(Records)

==*==

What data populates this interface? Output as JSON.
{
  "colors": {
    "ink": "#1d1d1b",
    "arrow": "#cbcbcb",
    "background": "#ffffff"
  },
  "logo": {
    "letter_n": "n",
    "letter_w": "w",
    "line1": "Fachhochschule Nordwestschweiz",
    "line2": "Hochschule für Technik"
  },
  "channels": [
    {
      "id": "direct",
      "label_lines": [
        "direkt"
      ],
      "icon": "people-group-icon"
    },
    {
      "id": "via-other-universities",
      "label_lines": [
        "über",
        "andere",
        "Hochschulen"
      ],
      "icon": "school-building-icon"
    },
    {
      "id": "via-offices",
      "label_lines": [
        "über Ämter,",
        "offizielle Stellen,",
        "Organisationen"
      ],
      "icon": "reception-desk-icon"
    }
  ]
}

==*==

Exercise aim:
How many lines of these entries hold the string "icon"? Answer with the number alone.

Result for this exercise:
3